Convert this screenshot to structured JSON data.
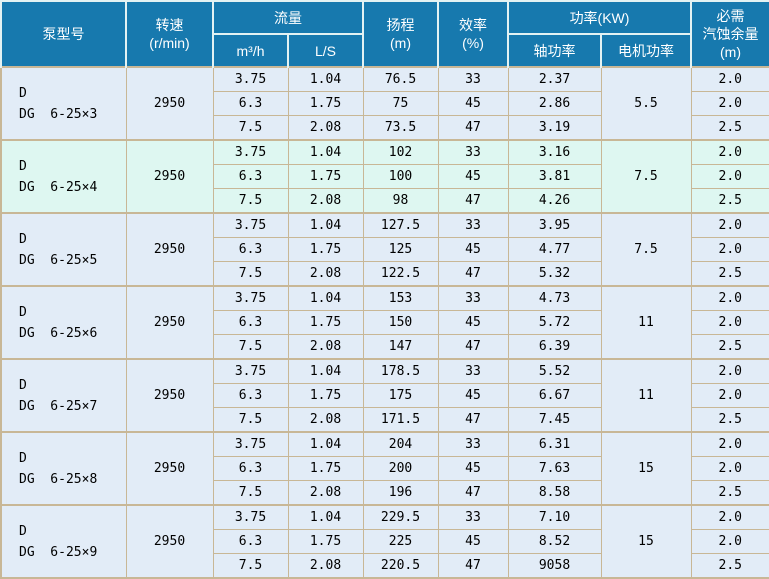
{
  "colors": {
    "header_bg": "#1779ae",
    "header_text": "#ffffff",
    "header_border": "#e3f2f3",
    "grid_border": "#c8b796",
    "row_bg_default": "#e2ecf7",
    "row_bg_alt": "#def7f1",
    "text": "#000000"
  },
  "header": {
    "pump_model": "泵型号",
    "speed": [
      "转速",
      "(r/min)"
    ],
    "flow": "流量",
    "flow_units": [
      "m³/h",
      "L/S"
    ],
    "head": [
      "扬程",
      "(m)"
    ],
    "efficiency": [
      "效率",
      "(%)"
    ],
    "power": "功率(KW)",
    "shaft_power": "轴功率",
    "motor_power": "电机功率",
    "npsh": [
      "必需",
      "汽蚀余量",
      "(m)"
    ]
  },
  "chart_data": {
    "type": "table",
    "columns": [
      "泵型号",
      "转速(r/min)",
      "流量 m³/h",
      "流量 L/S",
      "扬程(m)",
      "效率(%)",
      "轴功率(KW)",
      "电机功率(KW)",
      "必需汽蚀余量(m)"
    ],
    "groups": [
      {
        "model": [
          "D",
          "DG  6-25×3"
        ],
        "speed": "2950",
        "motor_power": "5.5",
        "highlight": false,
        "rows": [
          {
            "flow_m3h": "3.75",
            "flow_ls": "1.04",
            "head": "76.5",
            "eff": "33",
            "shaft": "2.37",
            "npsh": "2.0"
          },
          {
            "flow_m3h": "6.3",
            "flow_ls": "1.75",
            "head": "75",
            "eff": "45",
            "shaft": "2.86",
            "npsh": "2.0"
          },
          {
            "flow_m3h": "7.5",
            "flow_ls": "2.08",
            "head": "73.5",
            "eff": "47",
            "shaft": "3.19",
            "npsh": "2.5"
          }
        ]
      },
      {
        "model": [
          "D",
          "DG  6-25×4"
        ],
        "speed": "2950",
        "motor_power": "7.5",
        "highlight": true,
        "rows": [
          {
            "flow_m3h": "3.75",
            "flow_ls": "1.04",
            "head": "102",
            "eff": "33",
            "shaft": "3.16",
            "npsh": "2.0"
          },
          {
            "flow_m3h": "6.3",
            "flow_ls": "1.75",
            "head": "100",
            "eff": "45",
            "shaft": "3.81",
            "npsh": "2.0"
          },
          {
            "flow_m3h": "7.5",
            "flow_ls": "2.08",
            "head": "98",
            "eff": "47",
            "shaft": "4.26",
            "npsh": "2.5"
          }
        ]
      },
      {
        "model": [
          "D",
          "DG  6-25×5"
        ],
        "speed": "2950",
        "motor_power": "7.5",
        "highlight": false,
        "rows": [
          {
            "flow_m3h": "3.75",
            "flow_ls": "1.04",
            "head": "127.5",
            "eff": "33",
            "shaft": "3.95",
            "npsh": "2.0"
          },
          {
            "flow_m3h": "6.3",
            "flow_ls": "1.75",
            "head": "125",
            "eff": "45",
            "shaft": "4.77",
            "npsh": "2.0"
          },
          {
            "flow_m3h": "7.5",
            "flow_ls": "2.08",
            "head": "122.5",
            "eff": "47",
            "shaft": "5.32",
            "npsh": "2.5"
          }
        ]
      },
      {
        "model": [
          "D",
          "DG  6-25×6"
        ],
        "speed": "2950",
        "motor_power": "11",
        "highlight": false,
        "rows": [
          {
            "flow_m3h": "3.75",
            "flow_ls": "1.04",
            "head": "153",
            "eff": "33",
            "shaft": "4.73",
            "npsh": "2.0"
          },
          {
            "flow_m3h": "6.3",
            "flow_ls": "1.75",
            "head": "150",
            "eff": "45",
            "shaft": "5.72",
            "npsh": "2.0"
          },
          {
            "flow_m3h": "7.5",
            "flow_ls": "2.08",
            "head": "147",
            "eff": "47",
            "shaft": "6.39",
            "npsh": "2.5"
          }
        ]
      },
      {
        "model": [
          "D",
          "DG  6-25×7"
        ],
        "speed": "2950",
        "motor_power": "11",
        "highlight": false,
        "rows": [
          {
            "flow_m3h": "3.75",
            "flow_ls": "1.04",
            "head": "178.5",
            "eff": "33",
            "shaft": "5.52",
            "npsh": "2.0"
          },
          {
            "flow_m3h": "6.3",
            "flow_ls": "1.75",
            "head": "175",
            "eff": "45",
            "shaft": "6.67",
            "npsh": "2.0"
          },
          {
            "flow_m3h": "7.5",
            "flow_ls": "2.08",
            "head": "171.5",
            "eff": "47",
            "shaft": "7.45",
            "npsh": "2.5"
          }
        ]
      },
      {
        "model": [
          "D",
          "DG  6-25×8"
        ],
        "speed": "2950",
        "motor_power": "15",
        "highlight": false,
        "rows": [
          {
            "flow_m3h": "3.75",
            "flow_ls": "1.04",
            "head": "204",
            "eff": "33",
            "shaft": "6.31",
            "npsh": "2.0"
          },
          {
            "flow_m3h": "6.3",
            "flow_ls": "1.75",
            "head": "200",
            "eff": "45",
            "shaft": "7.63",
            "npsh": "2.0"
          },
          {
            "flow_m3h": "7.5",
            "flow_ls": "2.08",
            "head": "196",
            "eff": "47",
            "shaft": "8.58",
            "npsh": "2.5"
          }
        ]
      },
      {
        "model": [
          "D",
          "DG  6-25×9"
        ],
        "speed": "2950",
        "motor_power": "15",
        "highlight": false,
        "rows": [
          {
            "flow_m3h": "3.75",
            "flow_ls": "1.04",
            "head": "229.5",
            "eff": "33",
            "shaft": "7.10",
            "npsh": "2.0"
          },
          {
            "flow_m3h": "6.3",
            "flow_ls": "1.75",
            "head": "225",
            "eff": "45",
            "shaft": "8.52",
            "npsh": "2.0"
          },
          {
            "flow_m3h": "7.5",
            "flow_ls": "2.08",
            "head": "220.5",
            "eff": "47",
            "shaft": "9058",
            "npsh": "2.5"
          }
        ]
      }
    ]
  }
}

=-=-=-=-=

● Task statement:
Copy the listing over exactly, skipping the pictures it holds.

● Complete answer:
Convert this screenshot to structured JSON data.
{
  "colors": {
    "header_bg": "#1779ae",
    "header_text": "#ffffff",
    "header_border": "#e3f2f3",
    "grid_border": "#c8b796",
    "row_bg_default": "#e2ecf7",
    "row_bg_alt": "#def7f1",
    "text": "#000000"
  },
  "header": {
    "pump_model": "泵型号",
    "speed": [
      "转速",
      "(r/min)"
    ],
    "flow": "流量",
    "flow_units": [
      "m³/h",
      "L/S"
    ],
    "head": [
      "扬程",
      "(m)"
    ],
    "efficiency": [
      "效率",
      "(%)"
    ],
    "power": "功率(KW)",
    "shaft_power": "轴功率",
    "motor_power": "电机功率",
    "npsh": [
      "必需",
      "汽蚀余量",
      "(m)"
    ]
  },
  "chart_data": {
    "type": "table",
    "columns": [
      "泵型号",
      "转速(r/min)",
      "流量 m³/h",
      "流量 L/S",
      "扬程(m)",
      "效率(%)",
      "轴功率(KW)",
      "电机功率(KW)",
      "必需汽蚀余量(m)"
    ],
    "groups": [
      {
        "model": [
          "D",
          "DG  6-25×3"
        ],
        "speed": "2950",
        "motor_power": "5.5",
        "highlight": false,
        "rows": [
          {
            "flow_m3h": "3.75",
            "flow_ls": "1.04",
            "head": "76.5",
            "eff": "33",
            "shaft": "2.37",
            "npsh": "2.0"
          },
          {
            "flow_m3h": "6.3",
            "flow_ls": "1.75",
            "head": "75",
            "eff": "45",
            "shaft": "2.86",
            "npsh": "2.0"
          },
          {
            "flow_m3h": "7.5",
            "flow_ls": "2.08",
            "head": "73.5",
            "eff": "47",
            "shaft": "3.19",
            "npsh": "2.5"
          }
        ]
      },
      {
        "model": [
          "D",
          "DG  6-25×4"
        ],
        "speed": "2950",
        "motor_power": "7.5",
        "highlight": true,
        "rows": [
          {
            "flow_m3h": "3.75",
            "flow_ls": "1.04",
            "head": "102",
            "eff": "33",
            "shaft": "3.16",
            "npsh": "2.0"
          },
          {
            "flow_m3h": "6.3",
            "flow_ls": "1.75",
            "head": "100",
            "eff": "45",
            "shaft": "3.81",
            "npsh": "2.0"
          },
          {
            "flow_m3h": "7.5",
            "flow_ls": "2.08",
            "head": "98",
            "eff": "47",
            "shaft": "4.26",
            "npsh": "2.5"
          }
        ]
      },
      {
        "model": [
          "D",
          "DG  6-25×5"
        ],
        "speed": "2950",
        "motor_power": "7.5",
        "highlight": false,
        "rows": [
          {
            "flow_m3h": "3.75",
            "flow_ls": "1.04",
            "head": "127.5",
            "eff": "33",
            "shaft": "3.95",
            "npsh": "2.0"
          },
          {
            "flow_m3h": "6.3",
            "flow_ls": "1.75",
            "head": "125",
            "eff": "45",
            "shaft": "4.77",
            "npsh": "2.0"
          },
          {
            "flow_m3h": "7.5",
            "flow_ls": "2.08",
            "head": "122.5",
            "eff": "47",
            "shaft": "5.32",
            "npsh": "2.5"
          }
        ]
      },
      {
        "model": [
          "D",
          "DG  6-25×6"
        ],
        "speed": "2950",
        "motor_power": "11",
        "highlight": false,
        "rows": [
          {
            "flow_m3h": "3.75",
            "flow_ls": "1.04",
            "head": "153",
            "eff": "33",
            "shaft": "4.73",
            "npsh": "2.0"
          },
          {
            "flow_m3h": "6.3",
            "flow_ls": "1.75",
            "head": "150",
            "eff": "45",
            "shaft": "5.72",
            "npsh": "2.0"
          },
          {
            "flow_m3h": "7.5",
            "flow_ls": "2.08",
            "head": "147",
            "eff": "47",
            "shaft": "6.39",
            "npsh": "2.5"
          }
        ]
      },
      {
        "model": [
          "D",
          "DG  6-25×7"
        ],
        "speed": "2950",
        "motor_power": "11",
        "highlight": false,
        "rows": [
          {
            "flow_m3h": "3.75",
            "flow_ls": "1.04",
            "head": "178.5",
            "eff": "33",
            "shaft": "5.52",
            "npsh": "2.0"
          },
          {
            "flow_m3h": "6.3",
            "flow_ls": "1.75",
            "head": "175",
            "eff": "45",
            "shaft": "6.67",
            "npsh": "2.0"
          },
          {
            "flow_m3h": "7.5",
            "flow_ls": "2.08",
            "head": "171.5",
            "eff": "47",
            "shaft": "7.45",
            "npsh": "2.5"
          }
        ]
      },
      {
        "model": [
          "D",
          "DG  6-25×8"
        ],
        "speed": "2950",
        "motor_power": "15",
        "highlight": false,
        "rows": [
          {
            "flow_m3h": "3.75",
            "flow_ls": "1.04",
            "head": "204",
            "eff": "33",
            "shaft": "6.31",
            "npsh": "2.0"
          },
          {
            "flow_m3h": "6.3",
            "flow_ls": "1.75",
            "head": "200",
            "eff": "45",
            "shaft": "7.63",
            "npsh": "2.0"
          },
          {
            "flow_m3h": "7.5",
            "flow_ls": "2.08",
            "head": "196",
            "eff": "47",
            "shaft": "8.58",
            "npsh": "2.5"
          }
        ]
      },
      {
        "model": [
          "D",
          "DG  6-25×9"
        ],
        "speed": "2950",
        "motor_power": "15",
        "highlight": false,
        "rows": [
          {
            "flow_m3h": "3.75",
            "flow_ls": "1.04",
            "head": "229.5",
            "eff": "33",
            "shaft": "7.10",
            "npsh": "2.0"
          },
          {
            "flow_m3h": "6.3",
            "flow_ls": "1.75",
            "head": "225",
            "eff": "45",
            "shaft": "8.52",
            "npsh": "2.0"
          },
          {
            "flow_m3h": "7.5",
            "flow_ls": "2.08",
            "head": "220.5",
            "eff": "47",
            "shaft": "9058",
            "npsh": "2.5"
          }
        ]
      }
    ]
  }
}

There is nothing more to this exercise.